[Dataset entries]

┌──

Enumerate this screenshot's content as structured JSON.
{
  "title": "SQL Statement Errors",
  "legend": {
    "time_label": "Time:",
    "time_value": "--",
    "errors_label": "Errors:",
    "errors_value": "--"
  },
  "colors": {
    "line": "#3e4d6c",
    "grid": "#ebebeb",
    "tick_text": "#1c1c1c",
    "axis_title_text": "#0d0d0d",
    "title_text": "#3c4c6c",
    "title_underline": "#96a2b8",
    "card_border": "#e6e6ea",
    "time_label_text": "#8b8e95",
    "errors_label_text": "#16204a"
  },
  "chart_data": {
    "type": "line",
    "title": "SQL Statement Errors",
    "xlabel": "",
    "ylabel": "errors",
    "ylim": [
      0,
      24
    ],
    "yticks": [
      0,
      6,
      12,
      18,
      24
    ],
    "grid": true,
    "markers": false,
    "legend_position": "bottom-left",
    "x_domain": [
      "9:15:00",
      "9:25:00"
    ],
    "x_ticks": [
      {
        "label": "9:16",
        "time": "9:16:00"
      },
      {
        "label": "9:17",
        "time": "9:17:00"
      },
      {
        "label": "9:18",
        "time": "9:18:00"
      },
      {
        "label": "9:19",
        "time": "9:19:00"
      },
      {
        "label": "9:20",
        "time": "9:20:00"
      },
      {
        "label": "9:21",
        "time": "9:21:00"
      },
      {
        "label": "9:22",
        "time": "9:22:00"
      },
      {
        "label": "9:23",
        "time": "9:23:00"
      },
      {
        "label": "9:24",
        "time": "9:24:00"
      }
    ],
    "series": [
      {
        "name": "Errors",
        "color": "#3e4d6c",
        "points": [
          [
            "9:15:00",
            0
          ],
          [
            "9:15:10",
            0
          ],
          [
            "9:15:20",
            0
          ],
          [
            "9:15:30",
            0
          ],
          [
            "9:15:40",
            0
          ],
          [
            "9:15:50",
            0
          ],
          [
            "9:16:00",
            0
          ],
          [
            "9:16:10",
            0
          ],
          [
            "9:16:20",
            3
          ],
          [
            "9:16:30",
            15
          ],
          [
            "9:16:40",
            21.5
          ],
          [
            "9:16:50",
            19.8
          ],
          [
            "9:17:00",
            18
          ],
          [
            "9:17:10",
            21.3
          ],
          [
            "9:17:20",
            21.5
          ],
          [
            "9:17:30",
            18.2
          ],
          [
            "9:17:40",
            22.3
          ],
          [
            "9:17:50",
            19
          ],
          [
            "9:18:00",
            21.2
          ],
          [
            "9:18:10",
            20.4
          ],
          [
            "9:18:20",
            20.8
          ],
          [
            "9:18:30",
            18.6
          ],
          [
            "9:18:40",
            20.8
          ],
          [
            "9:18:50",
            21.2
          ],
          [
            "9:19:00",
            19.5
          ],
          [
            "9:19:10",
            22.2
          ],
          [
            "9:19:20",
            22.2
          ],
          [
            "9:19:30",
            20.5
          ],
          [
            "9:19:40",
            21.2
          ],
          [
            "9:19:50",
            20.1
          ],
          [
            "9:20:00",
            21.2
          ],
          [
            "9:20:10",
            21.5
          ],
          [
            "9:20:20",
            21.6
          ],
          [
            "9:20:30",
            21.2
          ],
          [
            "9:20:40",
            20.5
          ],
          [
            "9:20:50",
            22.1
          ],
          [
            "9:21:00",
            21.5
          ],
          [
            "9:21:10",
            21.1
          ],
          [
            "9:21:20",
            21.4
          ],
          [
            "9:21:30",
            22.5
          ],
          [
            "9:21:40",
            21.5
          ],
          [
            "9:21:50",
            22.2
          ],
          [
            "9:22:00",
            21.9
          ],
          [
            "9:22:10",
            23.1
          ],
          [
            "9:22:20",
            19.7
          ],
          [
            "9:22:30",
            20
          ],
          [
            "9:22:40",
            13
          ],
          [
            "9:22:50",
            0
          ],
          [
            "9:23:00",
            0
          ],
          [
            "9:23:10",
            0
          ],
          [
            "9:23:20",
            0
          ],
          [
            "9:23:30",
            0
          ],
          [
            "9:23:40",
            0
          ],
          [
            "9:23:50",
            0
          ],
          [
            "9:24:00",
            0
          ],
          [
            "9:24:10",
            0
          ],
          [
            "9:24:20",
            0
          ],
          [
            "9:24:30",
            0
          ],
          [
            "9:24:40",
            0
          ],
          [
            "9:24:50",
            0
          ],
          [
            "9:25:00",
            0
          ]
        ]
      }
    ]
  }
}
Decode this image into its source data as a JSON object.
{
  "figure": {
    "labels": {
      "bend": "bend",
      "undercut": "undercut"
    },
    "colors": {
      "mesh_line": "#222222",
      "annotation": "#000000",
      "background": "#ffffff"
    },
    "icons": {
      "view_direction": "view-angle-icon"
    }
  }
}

└──

■ Task objective
Reproduce exactly the line containing "Decode this image" and every line after it through the end of the records above, and nothing else.

■ Complete answer
Decode this image into its source data as a JSON object.
{
  "figure": {
    "labels": {
      "bend": "bend",
      "undercut": "undercut"
    },
    "colors": {
      "mesh_line": "#222222",
      "annotation": "#000000",
      "background": "#ffffff"
    },
    "icons": {
      "view_direction": "view-angle-icon"
    }
  }
}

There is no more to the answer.